Where does the string "What" appear? Copy every line of the entries below that holds it.

── Data in this exercise

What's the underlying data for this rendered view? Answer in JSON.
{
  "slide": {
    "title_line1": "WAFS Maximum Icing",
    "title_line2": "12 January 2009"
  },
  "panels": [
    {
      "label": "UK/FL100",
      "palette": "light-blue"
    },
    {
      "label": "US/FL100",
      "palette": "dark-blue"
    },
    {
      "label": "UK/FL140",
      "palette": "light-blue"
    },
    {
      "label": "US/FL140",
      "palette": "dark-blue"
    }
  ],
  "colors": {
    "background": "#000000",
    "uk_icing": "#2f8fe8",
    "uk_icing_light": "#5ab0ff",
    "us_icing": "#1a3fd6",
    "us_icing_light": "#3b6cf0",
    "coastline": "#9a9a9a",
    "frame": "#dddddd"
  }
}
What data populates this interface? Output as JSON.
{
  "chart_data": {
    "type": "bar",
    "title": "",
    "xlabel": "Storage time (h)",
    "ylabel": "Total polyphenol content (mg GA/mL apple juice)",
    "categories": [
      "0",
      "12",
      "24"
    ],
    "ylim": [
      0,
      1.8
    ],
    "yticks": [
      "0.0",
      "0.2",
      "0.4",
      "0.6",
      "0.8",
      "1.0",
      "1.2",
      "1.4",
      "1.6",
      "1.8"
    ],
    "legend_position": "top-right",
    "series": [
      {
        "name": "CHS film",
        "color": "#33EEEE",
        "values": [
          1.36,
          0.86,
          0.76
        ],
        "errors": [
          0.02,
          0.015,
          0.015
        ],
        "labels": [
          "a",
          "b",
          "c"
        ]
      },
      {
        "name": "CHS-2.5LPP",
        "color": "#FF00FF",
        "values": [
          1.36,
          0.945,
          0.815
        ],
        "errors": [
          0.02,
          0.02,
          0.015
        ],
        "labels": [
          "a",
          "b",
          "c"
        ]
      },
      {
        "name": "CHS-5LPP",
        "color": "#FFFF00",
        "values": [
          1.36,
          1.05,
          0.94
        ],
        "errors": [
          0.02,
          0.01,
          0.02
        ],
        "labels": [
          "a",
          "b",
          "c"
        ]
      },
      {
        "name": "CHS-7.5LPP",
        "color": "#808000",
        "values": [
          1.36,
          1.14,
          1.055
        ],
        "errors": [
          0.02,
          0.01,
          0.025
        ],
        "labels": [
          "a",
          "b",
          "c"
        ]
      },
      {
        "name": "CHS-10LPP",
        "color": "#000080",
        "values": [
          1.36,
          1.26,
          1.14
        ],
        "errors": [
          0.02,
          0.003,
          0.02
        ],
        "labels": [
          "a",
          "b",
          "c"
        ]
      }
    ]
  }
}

────

The answer:
What's the underlying data for this rendered view? Answer in JSON.
What data populates this interface? Output as JSON.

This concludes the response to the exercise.